Exercise instructions:
Copy each line below in which the word "vars" occurs.

----------------------------------------

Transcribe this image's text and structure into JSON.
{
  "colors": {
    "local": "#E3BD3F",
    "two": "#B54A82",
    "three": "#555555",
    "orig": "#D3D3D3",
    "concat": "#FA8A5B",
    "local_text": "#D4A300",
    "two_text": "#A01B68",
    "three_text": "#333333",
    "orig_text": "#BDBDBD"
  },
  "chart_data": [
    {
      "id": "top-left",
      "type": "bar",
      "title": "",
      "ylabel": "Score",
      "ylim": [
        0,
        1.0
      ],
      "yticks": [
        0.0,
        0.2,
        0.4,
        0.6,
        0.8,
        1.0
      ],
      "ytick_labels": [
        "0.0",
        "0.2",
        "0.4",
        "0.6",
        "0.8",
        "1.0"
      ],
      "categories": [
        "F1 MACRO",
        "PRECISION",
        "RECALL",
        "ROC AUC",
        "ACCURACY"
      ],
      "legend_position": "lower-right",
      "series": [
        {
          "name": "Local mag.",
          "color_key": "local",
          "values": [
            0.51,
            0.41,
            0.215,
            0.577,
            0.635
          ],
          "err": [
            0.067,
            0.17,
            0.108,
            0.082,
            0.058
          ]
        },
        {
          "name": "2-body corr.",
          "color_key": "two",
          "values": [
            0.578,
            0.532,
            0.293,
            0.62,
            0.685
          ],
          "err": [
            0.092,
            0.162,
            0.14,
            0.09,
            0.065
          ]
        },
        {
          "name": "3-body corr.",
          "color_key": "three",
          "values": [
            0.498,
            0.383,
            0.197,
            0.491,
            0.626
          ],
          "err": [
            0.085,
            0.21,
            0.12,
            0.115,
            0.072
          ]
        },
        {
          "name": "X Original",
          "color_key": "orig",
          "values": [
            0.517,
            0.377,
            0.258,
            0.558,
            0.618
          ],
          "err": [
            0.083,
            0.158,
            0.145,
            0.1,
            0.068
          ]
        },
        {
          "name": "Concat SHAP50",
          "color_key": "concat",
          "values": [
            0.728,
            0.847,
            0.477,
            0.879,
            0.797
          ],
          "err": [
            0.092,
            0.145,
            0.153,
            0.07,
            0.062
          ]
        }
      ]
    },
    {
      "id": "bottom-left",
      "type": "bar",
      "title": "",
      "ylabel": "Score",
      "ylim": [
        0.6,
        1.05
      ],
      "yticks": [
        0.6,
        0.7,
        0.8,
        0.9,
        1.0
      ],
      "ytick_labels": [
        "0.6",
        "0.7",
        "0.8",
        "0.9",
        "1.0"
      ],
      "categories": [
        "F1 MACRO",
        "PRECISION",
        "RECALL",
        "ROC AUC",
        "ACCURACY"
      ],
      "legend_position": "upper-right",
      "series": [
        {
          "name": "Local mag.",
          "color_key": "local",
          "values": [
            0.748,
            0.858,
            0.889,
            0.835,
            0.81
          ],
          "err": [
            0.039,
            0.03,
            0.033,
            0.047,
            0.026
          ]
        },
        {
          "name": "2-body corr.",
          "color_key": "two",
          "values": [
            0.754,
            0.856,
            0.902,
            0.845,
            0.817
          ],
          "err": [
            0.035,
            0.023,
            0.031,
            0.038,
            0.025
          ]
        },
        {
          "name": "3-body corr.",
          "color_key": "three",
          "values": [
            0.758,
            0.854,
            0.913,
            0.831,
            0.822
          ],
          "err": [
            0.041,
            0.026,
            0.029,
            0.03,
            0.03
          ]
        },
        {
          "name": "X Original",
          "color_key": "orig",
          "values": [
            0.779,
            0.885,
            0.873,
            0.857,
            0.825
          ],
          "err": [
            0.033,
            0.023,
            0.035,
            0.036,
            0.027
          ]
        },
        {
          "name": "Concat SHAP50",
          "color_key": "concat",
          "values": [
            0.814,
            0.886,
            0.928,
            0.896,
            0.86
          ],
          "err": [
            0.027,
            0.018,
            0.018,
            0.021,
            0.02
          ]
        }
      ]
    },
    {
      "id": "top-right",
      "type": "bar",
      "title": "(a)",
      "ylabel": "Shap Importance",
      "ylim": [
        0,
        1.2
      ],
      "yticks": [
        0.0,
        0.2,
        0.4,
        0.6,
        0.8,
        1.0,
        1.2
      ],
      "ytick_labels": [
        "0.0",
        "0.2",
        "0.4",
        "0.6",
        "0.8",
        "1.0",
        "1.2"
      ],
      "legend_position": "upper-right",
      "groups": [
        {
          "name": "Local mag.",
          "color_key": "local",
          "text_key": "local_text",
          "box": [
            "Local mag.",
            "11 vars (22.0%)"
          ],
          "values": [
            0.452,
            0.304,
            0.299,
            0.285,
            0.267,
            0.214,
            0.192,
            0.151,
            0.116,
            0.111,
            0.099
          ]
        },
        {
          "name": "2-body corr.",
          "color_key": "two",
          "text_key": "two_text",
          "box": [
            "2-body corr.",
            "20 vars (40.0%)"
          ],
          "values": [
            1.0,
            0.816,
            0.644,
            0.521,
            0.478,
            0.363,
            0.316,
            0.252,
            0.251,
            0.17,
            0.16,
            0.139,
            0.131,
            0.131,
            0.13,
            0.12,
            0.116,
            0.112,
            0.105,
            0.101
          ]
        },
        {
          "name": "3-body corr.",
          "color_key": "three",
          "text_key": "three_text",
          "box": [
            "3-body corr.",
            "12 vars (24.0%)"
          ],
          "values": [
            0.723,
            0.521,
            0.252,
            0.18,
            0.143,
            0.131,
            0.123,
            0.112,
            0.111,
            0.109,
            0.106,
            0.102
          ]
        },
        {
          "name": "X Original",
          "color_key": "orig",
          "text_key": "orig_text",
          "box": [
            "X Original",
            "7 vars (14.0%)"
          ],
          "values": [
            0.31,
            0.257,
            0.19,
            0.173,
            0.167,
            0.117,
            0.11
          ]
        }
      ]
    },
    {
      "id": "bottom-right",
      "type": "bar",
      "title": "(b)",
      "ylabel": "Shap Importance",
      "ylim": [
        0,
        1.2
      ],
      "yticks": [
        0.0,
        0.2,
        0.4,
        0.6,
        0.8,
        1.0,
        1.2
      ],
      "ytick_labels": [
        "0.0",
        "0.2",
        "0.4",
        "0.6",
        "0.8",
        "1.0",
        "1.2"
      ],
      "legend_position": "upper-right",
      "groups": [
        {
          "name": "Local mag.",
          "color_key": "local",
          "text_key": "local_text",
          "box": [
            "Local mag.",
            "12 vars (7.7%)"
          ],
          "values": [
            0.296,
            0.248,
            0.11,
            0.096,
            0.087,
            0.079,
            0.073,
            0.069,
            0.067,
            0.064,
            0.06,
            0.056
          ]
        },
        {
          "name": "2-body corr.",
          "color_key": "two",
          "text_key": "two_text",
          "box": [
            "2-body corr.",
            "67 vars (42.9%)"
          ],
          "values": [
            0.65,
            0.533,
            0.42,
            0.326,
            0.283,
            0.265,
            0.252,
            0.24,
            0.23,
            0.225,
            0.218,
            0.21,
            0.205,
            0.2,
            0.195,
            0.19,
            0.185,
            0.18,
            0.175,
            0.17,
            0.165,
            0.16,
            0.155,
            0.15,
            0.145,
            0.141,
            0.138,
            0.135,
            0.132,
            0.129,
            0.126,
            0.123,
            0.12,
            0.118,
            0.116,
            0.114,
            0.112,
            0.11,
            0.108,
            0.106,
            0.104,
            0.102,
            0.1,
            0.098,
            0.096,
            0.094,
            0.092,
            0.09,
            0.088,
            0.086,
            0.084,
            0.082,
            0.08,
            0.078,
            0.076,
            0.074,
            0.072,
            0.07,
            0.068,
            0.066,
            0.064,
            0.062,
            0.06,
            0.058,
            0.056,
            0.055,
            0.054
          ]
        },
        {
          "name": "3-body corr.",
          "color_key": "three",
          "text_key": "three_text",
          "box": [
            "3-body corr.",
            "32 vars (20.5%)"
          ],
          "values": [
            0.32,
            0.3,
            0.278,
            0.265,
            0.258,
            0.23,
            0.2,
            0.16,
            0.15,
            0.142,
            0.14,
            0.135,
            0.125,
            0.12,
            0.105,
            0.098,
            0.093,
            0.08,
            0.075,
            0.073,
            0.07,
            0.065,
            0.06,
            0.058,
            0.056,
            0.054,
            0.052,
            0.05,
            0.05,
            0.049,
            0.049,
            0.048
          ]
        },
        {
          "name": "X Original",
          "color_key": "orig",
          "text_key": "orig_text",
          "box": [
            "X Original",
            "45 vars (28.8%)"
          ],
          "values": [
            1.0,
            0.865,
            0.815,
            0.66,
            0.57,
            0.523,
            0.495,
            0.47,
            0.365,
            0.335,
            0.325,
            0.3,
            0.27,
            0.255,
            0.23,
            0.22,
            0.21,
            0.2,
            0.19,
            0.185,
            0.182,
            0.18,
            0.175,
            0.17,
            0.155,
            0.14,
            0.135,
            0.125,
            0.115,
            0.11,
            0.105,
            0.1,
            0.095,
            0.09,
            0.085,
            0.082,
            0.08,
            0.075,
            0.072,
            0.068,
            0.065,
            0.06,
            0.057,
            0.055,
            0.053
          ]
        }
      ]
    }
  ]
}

----------------------------------------

Correct output:
            "11 vars (22.0%)"
            "20 vars (40.0%)"
            "12 vars (24.0%)"
            "7 vars (14.0%)"
            "12 vars (7.7%)"
            "67 vars (42.9%)"
            "32 vars (20.5%)"
            "45 vars (28.8%)"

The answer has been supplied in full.